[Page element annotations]
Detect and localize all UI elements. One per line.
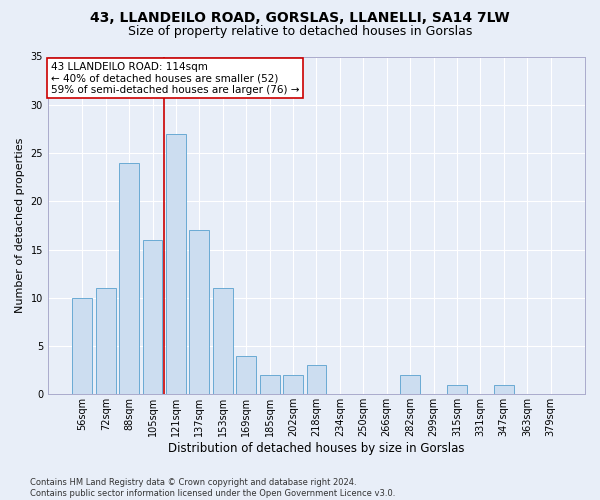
Bar <box>236 356 256 395</box>
Bar <box>400 375 420 394</box>
Bar <box>96 288 116 395</box>
Bar <box>447 384 467 394</box>
Bar <box>190 230 209 394</box>
Bar <box>494 384 514 394</box>
Bar <box>73 298 92 394</box>
Bar <box>143 240 163 394</box>
Bar <box>307 366 326 394</box>
Bar <box>119 162 139 394</box>
Bar <box>166 134 186 394</box>
X-axis label: Distribution of detached houses by size in Gorslas: Distribution of detached houses by size … <box>168 442 465 455</box>
Y-axis label: Number of detached properties: Number of detached properties <box>15 138 25 313</box>
Text: Contains HM Land Registry data © Crown copyright and database right 2024.
Contai: Contains HM Land Registry data © Crown c… <box>30 478 395 498</box>
Text: Size of property relative to detached houses in Gorslas: Size of property relative to detached ho… <box>128 25 472 38</box>
Text: 43 LLANDEILO ROAD: 114sqm
← 40% of detached houses are smaller (52)
59% of semi-: 43 LLANDEILO ROAD: 114sqm ← 40% of detac… <box>50 62 299 95</box>
Bar <box>213 288 233 395</box>
Bar <box>260 375 280 394</box>
Text: 43, LLANDEILO ROAD, GORSLAS, LLANELLI, SA14 7LW: 43, LLANDEILO ROAD, GORSLAS, LLANELLI, S… <box>90 11 510 25</box>
Bar <box>283 375 303 394</box>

# Written problem
Could you copy every line above word for word, leaving out the picture?

# Result for this task
Detect and localize all UI elements. One per line.
Bar <box>236 356 256 395</box>
Bar <box>400 375 420 394</box>
Bar <box>96 288 116 395</box>
Bar <box>447 384 467 394</box>
Bar <box>190 230 209 394</box>
Bar <box>494 384 514 394</box>
Bar <box>73 298 92 394</box>
Bar <box>143 240 163 394</box>
Bar <box>307 366 326 394</box>
Bar <box>119 162 139 394</box>
Bar <box>166 134 186 394</box>
X-axis label: Distribution of detached houses by size in Gorslas: Distribution of detached houses by size … <box>168 442 465 455</box>
Y-axis label: Number of detached properties: Number of detached properties <box>15 138 25 313</box>
Text: Contains HM Land Registry data © Crown copyright and database right 2024.
Contai: Contains HM Land Registry data © Crown c… <box>30 478 395 498</box>
Text: Size of property relative to detached houses in Gorslas: Size of property relative to detached ho… <box>128 25 472 38</box>
Text: 43 LLANDEILO ROAD: 114sqm
← 40% of detached houses are smaller (52)
59% of semi-: 43 LLANDEILO ROAD: 114sqm ← 40% of detac… <box>50 62 299 95</box>
Bar <box>213 288 233 395</box>
Bar <box>260 375 280 394</box>
Text: 43, LLANDEILO ROAD, GORSLAS, LLANELLI, SA14 7LW: 43, LLANDEILO ROAD, GORSLAS, LLANELLI, S… <box>90 11 510 25</box>
Bar <box>283 375 303 394</box>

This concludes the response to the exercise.